_Problem to solve_: Which lines of the records contain "data"? Collect every one of them.
Begin
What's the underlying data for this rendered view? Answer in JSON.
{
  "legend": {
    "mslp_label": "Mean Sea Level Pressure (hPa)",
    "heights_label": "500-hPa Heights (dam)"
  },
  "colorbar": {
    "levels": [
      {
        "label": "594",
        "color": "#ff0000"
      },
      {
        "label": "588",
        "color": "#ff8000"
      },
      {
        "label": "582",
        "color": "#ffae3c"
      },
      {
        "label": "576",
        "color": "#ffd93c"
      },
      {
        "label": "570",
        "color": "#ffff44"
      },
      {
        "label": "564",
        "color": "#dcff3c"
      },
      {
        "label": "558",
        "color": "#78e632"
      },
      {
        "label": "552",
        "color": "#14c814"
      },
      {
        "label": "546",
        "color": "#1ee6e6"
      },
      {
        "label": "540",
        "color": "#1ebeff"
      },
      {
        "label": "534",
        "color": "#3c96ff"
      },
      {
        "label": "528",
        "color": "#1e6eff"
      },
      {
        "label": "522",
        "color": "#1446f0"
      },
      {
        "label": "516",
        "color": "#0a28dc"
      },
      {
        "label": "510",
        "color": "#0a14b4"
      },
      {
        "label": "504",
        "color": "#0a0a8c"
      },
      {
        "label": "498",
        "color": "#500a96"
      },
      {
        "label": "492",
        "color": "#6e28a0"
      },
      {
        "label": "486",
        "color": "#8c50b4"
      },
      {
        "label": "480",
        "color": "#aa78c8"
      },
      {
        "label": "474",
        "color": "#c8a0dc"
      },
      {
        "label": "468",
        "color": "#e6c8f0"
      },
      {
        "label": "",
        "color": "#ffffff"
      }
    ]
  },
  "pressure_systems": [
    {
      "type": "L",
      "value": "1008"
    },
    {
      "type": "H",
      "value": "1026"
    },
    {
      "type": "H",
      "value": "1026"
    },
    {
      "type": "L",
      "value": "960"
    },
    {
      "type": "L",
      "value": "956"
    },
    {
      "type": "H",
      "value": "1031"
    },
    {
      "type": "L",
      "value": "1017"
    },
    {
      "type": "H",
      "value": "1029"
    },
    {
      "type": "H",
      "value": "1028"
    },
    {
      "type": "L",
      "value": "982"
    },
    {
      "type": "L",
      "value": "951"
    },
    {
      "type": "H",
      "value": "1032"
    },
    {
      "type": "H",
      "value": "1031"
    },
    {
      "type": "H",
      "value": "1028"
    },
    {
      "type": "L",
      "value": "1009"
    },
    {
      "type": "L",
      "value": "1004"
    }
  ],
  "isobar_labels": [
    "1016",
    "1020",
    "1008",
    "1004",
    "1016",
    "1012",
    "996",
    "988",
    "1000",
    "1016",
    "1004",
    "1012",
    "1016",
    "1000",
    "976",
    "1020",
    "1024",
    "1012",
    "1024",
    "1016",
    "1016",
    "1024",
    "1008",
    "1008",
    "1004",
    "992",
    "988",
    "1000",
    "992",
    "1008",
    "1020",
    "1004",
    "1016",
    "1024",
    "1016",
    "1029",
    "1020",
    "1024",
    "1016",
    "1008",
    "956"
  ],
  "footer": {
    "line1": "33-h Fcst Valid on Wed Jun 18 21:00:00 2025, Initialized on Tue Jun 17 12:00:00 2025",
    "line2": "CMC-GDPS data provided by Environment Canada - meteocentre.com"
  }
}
End
_Expected answer_:
What's the underlying data for this rendered view? Answer in JSON.
    "line2": "CMC-GDPS data provided by Environment Canada - meteocentre.com"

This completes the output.